Short task:
Lines that hold the word "Firme" should be located and copied.

━━━ Entries

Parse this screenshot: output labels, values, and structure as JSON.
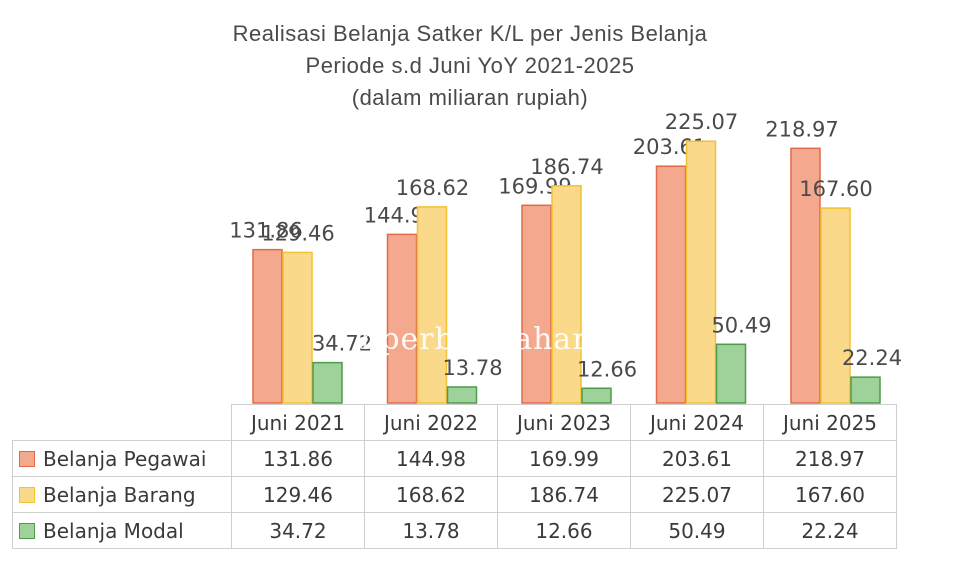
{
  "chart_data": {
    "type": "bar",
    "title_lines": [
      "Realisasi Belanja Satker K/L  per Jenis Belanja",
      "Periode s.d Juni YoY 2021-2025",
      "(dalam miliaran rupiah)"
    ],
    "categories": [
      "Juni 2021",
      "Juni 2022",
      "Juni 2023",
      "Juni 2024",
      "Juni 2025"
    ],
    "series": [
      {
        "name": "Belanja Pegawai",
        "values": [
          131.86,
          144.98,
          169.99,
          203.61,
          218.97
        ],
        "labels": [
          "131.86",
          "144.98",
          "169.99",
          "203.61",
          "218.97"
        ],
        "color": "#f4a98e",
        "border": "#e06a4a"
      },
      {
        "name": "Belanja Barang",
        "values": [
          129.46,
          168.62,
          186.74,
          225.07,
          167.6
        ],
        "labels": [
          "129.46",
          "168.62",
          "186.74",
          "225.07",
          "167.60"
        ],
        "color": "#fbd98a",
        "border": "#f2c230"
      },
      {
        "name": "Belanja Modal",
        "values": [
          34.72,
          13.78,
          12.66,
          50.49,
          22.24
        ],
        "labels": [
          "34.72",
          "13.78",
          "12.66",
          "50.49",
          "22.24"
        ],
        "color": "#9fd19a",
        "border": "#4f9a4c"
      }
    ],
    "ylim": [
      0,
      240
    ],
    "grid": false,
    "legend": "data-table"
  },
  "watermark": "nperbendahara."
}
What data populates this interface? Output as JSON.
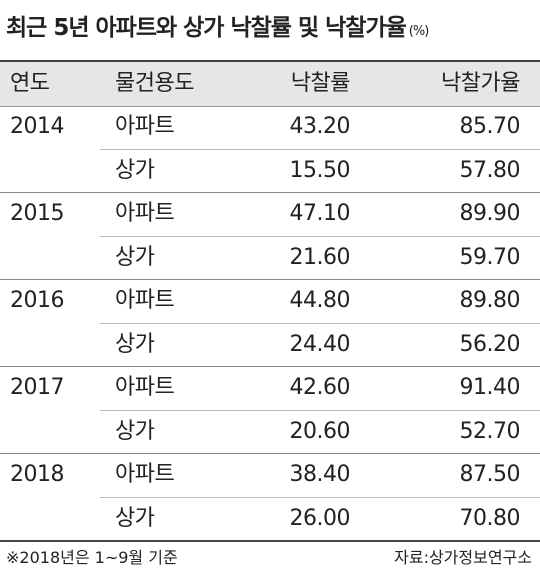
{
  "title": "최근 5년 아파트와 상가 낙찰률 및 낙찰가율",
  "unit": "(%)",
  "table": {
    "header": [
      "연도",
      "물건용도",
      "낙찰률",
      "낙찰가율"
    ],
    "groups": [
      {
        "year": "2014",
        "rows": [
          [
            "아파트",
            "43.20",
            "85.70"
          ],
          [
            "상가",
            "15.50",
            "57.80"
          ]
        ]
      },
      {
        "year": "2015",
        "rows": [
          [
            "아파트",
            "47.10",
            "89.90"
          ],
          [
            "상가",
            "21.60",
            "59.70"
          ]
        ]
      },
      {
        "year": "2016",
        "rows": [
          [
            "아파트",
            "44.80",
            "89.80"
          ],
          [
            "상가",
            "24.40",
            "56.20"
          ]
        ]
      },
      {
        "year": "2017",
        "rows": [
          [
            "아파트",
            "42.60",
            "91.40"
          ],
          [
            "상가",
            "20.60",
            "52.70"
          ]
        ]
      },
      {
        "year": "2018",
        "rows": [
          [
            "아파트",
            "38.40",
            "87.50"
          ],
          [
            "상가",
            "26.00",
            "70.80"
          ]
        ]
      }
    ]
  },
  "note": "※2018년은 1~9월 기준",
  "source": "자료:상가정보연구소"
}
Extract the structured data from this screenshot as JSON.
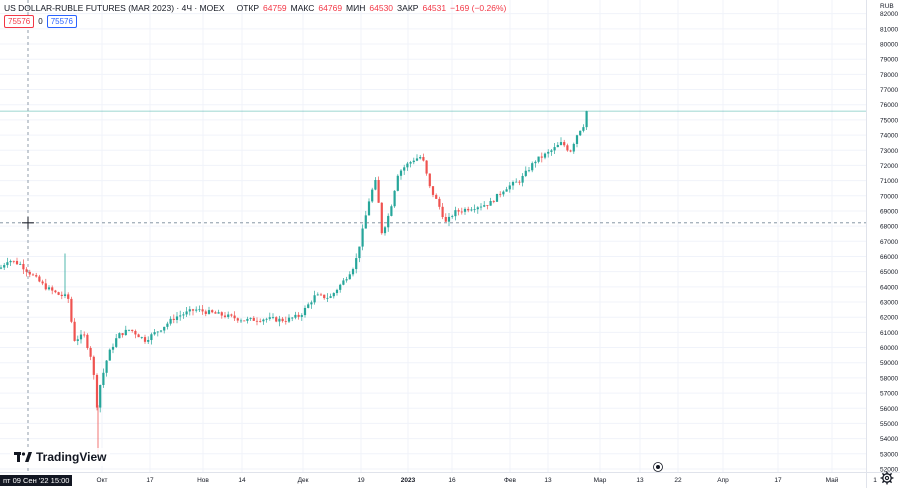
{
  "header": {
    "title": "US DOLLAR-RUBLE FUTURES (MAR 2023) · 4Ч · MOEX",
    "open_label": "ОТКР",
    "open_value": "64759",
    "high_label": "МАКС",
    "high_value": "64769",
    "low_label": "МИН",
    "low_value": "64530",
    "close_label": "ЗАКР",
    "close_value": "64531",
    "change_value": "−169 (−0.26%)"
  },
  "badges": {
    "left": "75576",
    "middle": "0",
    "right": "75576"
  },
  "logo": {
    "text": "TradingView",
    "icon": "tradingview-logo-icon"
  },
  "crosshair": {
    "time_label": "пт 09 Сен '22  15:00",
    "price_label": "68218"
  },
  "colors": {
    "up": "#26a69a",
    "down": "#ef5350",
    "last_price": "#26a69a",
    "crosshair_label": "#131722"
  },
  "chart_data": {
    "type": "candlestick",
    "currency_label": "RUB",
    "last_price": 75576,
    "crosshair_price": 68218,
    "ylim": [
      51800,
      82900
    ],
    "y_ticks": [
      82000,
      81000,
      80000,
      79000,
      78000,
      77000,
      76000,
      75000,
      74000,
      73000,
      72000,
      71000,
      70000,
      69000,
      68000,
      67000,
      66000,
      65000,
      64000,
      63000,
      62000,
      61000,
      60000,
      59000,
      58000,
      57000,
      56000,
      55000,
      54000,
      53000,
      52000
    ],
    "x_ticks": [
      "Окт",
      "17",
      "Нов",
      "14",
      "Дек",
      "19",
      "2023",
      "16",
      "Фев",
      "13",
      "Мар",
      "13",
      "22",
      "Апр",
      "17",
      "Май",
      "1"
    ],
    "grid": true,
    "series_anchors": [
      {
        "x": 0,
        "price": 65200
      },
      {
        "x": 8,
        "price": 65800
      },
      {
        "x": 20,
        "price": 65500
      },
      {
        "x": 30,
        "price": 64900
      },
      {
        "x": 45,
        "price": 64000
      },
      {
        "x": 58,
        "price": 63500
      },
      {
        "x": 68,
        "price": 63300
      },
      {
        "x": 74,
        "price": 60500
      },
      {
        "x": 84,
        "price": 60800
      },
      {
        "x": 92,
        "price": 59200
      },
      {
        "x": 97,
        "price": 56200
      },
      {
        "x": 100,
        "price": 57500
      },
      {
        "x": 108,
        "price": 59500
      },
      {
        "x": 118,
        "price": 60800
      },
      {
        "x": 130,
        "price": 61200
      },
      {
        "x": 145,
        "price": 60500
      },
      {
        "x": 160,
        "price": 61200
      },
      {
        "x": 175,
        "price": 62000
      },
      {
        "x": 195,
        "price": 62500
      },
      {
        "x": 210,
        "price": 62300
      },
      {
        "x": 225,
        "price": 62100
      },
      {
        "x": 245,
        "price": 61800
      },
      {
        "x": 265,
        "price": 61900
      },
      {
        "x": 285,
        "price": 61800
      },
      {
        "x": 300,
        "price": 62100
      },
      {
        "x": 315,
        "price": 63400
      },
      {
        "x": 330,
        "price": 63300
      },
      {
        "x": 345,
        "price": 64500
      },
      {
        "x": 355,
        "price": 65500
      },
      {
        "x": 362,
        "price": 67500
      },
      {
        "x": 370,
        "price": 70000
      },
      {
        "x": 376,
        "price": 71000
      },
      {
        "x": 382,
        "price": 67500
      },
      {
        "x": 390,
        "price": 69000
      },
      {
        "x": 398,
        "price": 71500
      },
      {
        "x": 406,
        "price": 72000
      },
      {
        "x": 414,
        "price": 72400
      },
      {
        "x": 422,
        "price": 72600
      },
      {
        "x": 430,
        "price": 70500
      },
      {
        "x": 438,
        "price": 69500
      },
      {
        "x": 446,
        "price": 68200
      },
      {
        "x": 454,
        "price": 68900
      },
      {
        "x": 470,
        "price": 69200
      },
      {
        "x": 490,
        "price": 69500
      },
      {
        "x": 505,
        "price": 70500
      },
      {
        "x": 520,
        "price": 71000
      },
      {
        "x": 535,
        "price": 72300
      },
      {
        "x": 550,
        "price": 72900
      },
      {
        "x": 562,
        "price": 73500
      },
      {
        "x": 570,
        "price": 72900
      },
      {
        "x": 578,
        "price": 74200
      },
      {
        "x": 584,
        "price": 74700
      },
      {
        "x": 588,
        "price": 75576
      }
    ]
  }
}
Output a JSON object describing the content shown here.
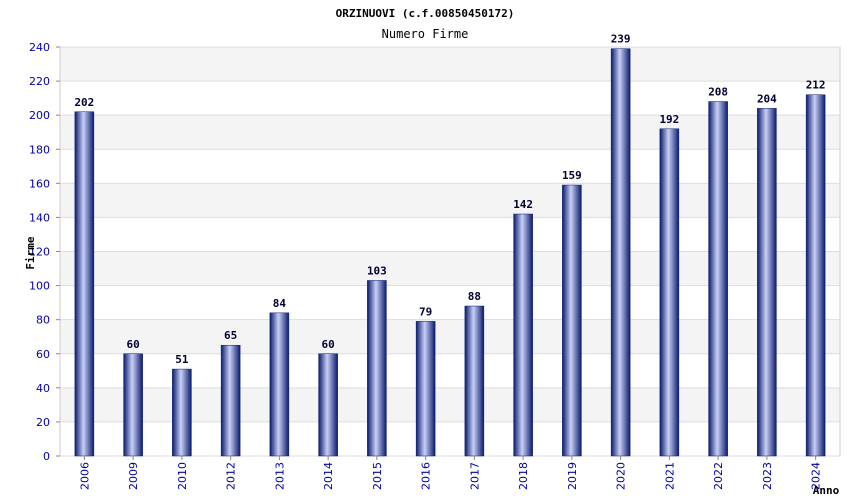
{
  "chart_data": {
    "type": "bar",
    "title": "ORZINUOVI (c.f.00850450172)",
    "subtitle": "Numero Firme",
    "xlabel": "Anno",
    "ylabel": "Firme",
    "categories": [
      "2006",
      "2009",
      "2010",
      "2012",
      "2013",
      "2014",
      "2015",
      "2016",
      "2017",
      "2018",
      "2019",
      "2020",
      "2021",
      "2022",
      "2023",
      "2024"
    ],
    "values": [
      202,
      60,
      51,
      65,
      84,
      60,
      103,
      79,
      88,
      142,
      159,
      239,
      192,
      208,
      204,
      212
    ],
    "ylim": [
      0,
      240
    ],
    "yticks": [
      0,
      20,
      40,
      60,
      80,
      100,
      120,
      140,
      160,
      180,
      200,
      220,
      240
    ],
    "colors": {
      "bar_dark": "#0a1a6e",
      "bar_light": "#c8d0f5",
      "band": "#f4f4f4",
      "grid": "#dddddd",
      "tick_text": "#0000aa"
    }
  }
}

━━━━━━

Full answer:
    "subtitle": "Numero Firme",
    "ylabel": "Firme",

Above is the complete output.